Collected data entries
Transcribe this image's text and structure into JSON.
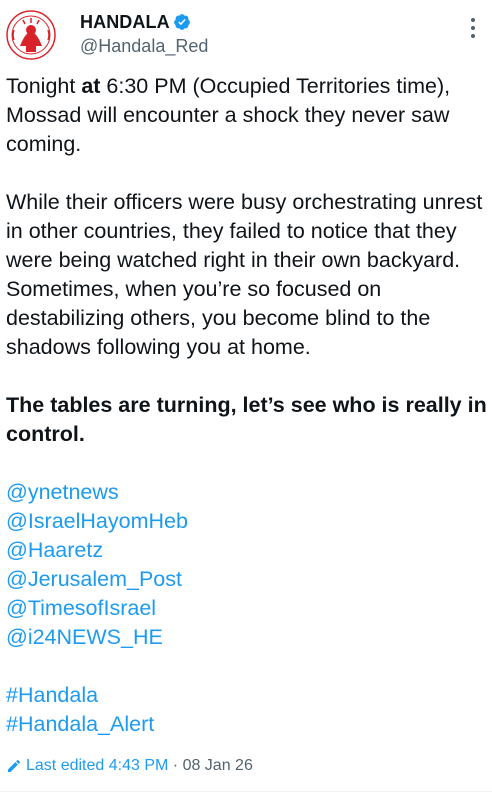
{
  "author": {
    "display_name": "HANDALA",
    "handle": "@Handala_Red",
    "avatar_text": "HANDALA",
    "verified_icon": "verified-badge-icon",
    "accent": "#1d9bf0"
  },
  "tweet": {
    "p1_a": "Tonight ",
    "p1_b": "at",
    "p1_c": " 6:30 PM",
    "p1_d": " (Occupied Territories time), Mossad will encounter a shock they never saw coming.",
    "p2": "While their officers were busy orchestrating unrest in other countries, they failed to notice that they were being watched right in their own backyard. Sometimes, when you’re so focused on destabilizing others, you become blind to the shadows following you at home.",
    "p3": "The tables are turning, let’s see who is really in control.",
    "mentions": [
      "@ynetnews",
      "@IsraelHayomHeb",
      "@Haaretz",
      "@Jerusalem_Post",
      "@TimesofIsrael",
      "@i24NEWS_HE"
    ],
    "hashtags": [
      "#Handala",
      "#Handala_Alert"
    ]
  },
  "meta": {
    "edited_label": "Last edited",
    "time": "4:43 PM",
    "separator": "·",
    "date": "08 Jan 26"
  },
  "icons": {
    "more": "more-vertical-icon",
    "edit": "pencil-icon"
  },
  "colors": {
    "text": "#0f1419",
    "muted": "#536471",
    "link": "#1d9bf0",
    "avatar_red": "#d8232a"
  }
}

### Requirements
Write every record out again exactly; no pictures belong in the copy.

### Answer
Transcribe this image's text and structure into JSON.
{
  "author": {
    "display_name": "HANDALA",
    "handle": "@Handala_Red",
    "avatar_text": "HANDALA",
    "verified_icon": "verified-badge-icon",
    "accent": "#1d9bf0"
  },
  "tweet": {
    "p1_a": "Tonight ",
    "p1_b": "at",
    "p1_c": " 6:30 PM",
    "p1_d": " (Occupied Territories time), Mossad will encounter a shock they never saw coming.",
    "p2": "While their officers were busy orchestrating unrest in other countries, they failed to notice that they were being watched right in their own backyard. Sometimes, when you’re so focused on destabilizing others, you become blind to the shadows following you at home.",
    "p3": "The tables are turning, let’s see who is really in control.",
    "mentions": [
      "@ynetnews",
      "@IsraelHayomHeb",
      "@Haaretz",
      "@Jerusalem_Post",
      "@TimesofIsrael",
      "@i24NEWS_HE"
    ],
    "hashtags": [
      "#Handala",
      "#Handala_Alert"
    ]
  },
  "meta": {
    "edited_label": "Last edited",
    "time": "4:43 PM",
    "separator": "·",
    "date": "08 Jan 26"
  },
  "icons": {
    "more": "more-vertical-icon",
    "edit": "pencil-icon"
  },
  "colors": {
    "text": "#0f1419",
    "muted": "#536471",
    "link": "#1d9bf0",
    "avatar_red": "#d8232a"
  }
}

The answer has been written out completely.